### What you need to do
Go through the listing and pick out each line with the word "CCl₄" in it.

### Information given
- - -
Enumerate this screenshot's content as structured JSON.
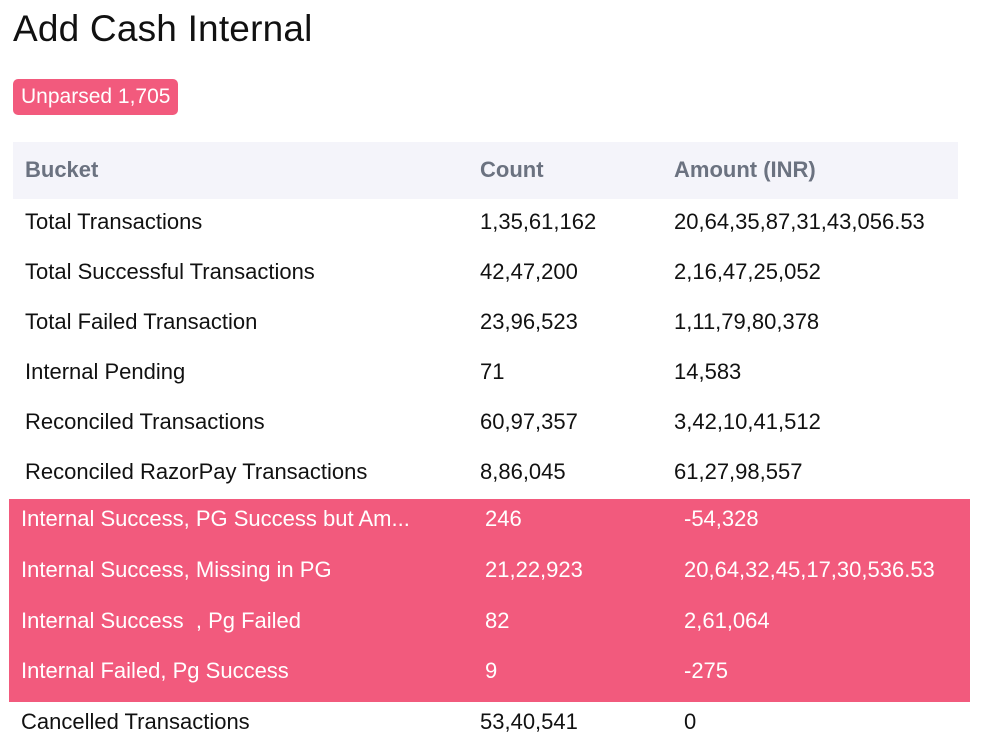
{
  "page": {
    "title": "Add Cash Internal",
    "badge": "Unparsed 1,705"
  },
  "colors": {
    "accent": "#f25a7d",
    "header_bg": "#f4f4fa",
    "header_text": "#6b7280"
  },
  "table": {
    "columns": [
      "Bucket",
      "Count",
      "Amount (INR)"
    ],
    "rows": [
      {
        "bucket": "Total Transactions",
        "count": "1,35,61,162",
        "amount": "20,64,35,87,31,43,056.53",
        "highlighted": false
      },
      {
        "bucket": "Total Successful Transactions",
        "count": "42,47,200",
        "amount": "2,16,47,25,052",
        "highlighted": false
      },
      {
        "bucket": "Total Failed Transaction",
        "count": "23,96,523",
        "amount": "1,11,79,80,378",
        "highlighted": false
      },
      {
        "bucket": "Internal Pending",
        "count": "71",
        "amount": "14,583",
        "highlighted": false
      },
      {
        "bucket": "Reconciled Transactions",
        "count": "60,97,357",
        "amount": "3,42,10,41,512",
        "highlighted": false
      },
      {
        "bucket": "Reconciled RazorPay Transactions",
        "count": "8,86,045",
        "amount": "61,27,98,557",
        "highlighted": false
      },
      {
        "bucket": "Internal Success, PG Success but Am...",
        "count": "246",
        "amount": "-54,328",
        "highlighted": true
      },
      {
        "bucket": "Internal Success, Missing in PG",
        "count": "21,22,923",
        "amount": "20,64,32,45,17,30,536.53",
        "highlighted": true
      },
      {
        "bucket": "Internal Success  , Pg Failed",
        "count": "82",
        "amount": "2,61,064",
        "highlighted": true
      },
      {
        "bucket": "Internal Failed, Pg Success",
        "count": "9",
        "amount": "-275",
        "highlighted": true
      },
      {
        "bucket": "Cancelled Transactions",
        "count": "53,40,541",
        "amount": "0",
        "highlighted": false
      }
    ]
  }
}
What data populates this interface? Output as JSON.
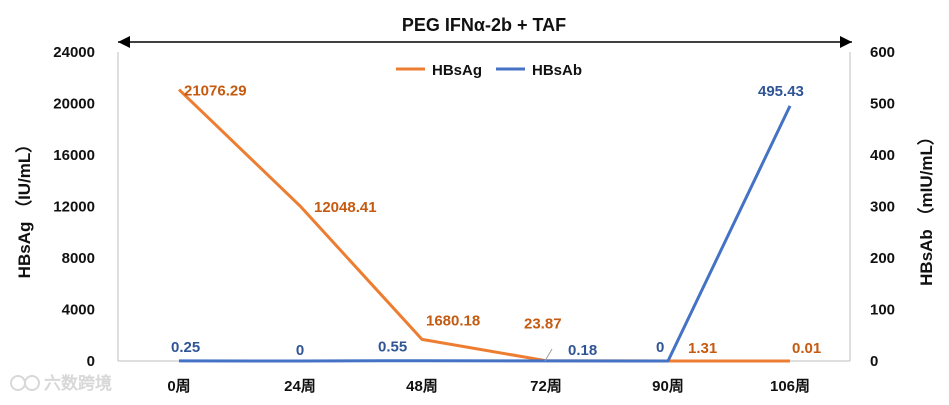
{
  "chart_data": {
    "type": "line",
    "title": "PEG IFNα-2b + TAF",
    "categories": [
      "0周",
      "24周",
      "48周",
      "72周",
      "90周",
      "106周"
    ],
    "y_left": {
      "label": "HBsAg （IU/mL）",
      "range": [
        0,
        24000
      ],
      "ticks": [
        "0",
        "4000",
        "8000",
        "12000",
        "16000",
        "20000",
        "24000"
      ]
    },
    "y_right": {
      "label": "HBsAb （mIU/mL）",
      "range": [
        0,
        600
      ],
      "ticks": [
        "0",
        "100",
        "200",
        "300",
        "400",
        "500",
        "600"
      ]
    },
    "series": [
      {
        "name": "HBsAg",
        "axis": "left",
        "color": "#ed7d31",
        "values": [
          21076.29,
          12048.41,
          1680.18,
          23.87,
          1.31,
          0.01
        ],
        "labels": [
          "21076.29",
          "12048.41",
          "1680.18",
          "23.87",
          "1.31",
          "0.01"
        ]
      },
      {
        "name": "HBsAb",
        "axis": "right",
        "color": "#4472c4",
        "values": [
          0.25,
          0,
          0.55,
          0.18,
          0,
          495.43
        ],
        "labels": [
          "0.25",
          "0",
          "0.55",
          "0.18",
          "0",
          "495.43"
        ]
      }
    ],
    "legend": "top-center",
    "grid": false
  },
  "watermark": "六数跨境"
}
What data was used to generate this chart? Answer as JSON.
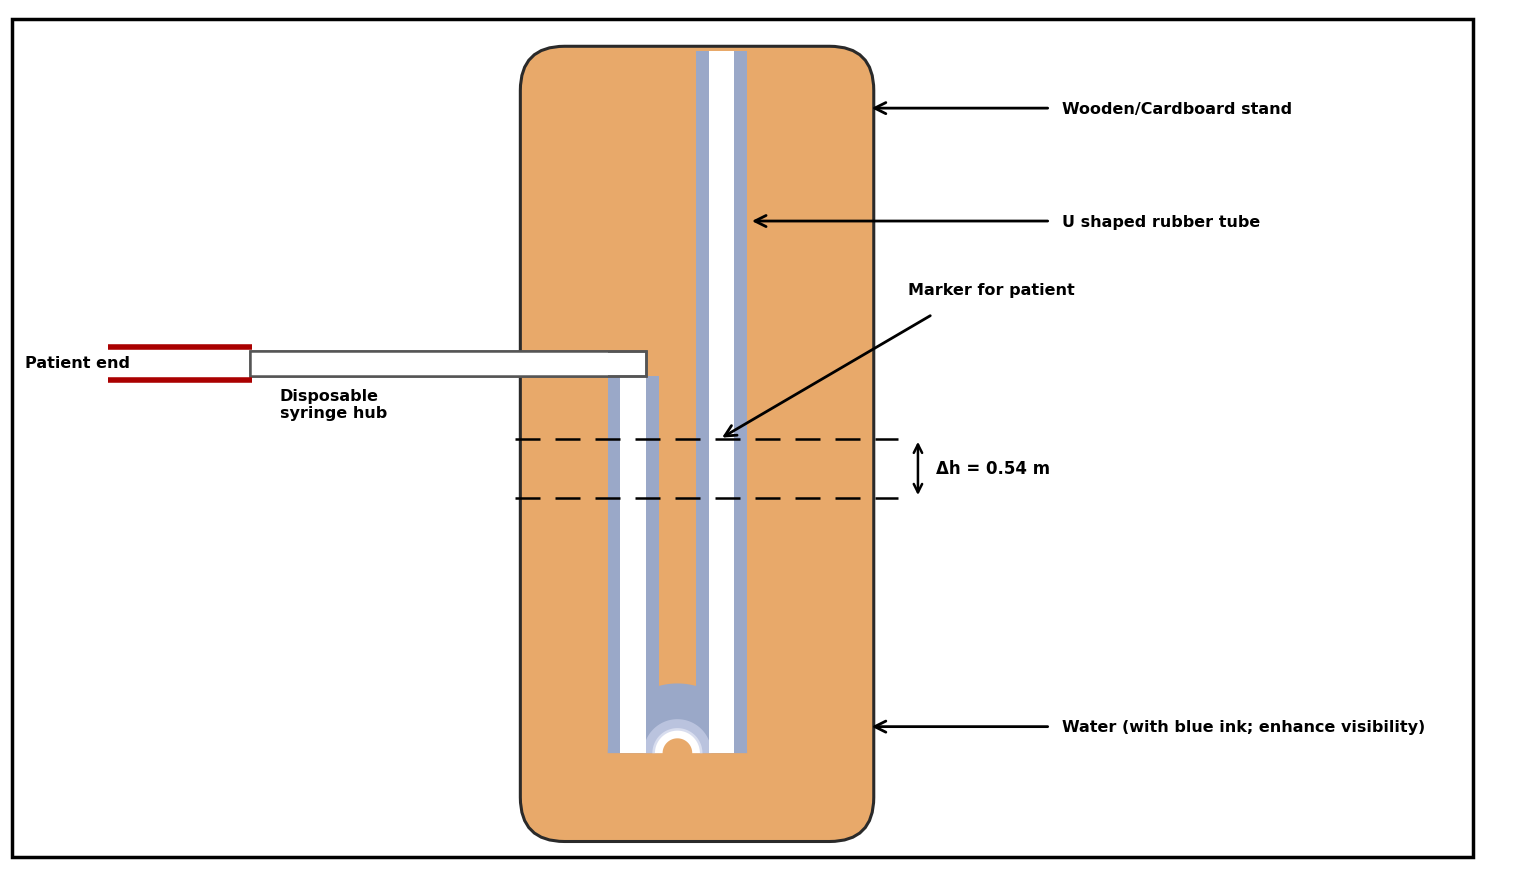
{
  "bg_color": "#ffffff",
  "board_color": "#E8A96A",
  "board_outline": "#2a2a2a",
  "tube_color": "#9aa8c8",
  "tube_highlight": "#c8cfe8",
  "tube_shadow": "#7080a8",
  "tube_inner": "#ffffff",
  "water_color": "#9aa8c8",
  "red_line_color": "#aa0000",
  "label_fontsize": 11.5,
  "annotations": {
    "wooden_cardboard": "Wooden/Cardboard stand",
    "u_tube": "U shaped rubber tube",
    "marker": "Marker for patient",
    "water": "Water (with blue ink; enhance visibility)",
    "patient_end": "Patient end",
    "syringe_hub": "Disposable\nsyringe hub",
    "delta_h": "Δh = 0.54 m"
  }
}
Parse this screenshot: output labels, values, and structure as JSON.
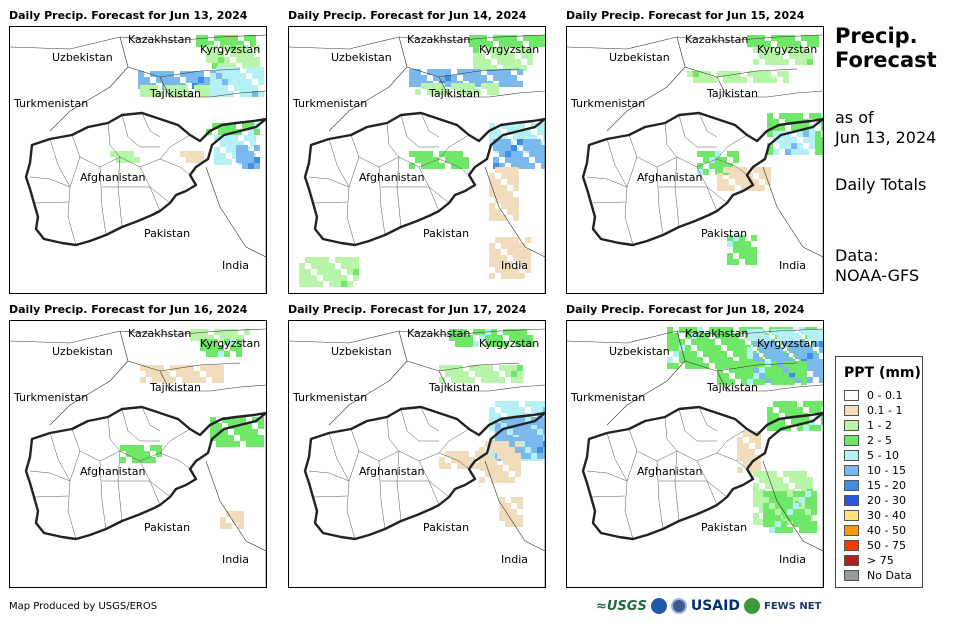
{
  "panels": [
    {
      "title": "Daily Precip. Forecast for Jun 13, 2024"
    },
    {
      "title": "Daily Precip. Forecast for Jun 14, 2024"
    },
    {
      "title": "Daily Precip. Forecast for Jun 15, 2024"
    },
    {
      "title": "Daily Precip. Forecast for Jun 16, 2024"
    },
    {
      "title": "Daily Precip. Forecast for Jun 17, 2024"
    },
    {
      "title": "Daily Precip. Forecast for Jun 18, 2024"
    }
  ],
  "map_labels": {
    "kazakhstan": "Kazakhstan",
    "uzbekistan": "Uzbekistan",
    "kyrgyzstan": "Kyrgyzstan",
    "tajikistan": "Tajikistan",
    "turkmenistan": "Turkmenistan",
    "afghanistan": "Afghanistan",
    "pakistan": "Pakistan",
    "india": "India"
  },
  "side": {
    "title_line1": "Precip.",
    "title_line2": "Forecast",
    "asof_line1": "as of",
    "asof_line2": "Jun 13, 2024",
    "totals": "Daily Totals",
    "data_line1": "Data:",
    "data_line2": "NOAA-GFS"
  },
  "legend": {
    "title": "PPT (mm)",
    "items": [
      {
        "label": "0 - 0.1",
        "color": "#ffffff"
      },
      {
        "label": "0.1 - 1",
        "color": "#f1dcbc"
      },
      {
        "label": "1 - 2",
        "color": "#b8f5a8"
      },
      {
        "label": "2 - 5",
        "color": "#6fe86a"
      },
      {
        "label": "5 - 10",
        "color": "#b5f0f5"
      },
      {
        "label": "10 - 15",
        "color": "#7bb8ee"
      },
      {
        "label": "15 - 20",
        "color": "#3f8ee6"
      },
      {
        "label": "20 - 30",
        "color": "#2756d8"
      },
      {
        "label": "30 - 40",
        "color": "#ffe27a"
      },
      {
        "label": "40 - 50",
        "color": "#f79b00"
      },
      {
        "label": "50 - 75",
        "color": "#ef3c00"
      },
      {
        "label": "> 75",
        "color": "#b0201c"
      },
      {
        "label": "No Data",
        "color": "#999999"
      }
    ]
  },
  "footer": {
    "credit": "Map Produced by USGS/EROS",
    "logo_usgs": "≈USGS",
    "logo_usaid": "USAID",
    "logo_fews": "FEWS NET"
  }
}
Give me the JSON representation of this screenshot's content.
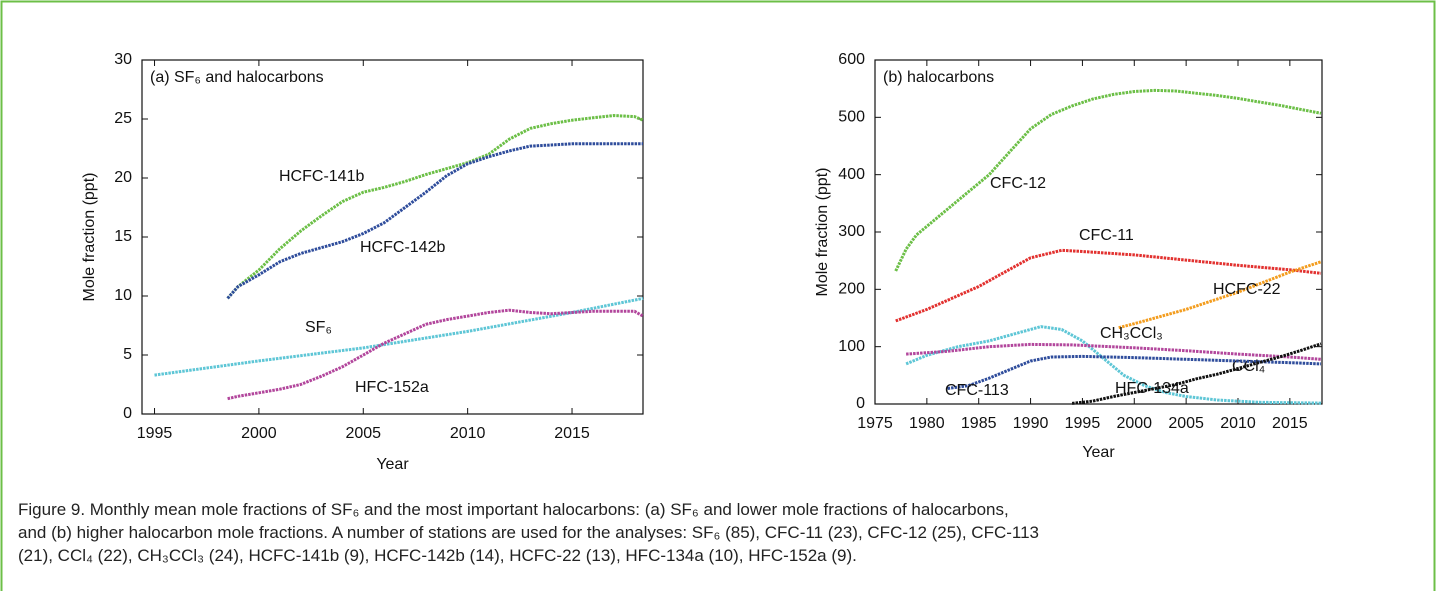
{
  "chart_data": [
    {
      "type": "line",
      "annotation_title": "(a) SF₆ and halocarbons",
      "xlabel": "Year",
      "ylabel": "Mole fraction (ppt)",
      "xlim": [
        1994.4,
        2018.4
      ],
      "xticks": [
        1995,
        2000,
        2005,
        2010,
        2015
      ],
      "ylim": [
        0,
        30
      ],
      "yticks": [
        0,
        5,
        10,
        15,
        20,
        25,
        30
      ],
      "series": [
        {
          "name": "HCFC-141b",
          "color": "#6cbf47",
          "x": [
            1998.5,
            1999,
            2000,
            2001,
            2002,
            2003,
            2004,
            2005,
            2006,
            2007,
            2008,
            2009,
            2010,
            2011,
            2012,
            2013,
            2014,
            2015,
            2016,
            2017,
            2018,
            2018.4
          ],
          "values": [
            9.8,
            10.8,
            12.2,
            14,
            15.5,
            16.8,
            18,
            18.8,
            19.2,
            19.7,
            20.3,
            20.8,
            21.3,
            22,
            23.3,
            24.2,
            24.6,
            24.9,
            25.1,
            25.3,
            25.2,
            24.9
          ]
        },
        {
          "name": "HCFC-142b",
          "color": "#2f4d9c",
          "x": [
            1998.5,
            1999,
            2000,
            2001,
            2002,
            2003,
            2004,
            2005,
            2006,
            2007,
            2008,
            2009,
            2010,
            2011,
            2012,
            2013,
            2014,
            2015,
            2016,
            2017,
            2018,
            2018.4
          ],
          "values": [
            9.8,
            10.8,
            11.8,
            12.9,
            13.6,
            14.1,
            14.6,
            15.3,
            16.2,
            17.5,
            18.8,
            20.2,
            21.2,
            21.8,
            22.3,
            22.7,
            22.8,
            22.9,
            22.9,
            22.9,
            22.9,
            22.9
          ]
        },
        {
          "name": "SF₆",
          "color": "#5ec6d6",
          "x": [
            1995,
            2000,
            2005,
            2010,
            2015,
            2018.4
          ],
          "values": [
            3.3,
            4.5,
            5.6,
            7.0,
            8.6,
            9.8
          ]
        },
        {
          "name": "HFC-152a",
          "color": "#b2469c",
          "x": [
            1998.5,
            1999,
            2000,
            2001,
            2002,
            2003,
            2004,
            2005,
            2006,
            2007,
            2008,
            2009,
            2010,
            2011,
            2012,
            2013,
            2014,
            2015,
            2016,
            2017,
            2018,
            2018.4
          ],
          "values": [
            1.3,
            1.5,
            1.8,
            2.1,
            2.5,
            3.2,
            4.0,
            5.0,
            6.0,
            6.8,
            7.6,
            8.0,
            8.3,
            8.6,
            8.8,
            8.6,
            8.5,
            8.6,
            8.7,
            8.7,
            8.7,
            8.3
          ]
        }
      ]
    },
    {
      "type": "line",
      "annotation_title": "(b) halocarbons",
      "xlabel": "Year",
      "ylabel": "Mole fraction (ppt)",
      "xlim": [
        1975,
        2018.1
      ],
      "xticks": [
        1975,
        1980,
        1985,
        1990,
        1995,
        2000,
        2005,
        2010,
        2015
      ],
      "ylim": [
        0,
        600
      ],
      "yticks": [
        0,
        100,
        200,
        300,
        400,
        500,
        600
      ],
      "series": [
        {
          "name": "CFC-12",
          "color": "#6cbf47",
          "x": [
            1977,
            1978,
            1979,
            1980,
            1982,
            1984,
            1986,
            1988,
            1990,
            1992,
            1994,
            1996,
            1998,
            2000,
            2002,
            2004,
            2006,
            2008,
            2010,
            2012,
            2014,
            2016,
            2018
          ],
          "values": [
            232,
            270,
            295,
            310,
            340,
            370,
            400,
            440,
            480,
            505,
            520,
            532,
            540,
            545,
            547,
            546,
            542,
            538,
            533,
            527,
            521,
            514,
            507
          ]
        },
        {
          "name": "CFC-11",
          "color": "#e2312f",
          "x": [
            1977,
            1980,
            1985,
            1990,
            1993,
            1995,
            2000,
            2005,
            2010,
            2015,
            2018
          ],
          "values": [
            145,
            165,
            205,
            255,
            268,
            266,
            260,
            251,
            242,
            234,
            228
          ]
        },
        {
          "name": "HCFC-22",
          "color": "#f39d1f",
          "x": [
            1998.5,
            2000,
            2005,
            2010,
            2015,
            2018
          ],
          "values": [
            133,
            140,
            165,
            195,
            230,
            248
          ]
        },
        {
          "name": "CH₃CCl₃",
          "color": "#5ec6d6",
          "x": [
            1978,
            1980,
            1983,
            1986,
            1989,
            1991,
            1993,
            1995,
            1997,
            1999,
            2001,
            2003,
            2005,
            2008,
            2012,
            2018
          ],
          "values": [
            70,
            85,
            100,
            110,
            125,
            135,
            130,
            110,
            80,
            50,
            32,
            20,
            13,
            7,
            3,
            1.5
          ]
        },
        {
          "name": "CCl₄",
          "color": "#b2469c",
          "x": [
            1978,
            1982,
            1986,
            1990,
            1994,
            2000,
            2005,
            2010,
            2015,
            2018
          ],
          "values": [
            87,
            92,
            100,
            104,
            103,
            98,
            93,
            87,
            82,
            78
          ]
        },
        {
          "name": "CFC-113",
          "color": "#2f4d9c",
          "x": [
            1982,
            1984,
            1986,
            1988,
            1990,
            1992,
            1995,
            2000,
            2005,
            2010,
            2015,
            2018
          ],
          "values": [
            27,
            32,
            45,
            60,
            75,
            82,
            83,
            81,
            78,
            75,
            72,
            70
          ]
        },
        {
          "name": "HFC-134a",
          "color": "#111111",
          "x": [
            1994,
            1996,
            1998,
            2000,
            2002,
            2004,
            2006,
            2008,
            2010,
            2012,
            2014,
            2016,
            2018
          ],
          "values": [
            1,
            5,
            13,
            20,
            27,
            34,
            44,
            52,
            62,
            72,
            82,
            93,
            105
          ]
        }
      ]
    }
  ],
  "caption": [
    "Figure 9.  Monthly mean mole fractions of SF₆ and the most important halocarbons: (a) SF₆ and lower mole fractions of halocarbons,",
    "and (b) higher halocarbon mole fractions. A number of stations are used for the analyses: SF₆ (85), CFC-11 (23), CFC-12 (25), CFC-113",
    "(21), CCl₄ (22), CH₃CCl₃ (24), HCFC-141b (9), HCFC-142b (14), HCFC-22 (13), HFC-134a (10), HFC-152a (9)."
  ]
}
- - -
### Complete output
          "name": "CCl₄",
    "(21), CCl₄ (22), CH₃CCl₃ (24), HCFC-141b (9), HCFC-142b (14), HCFC-22 (13), HFC-134a (10), HFC-152a (9)."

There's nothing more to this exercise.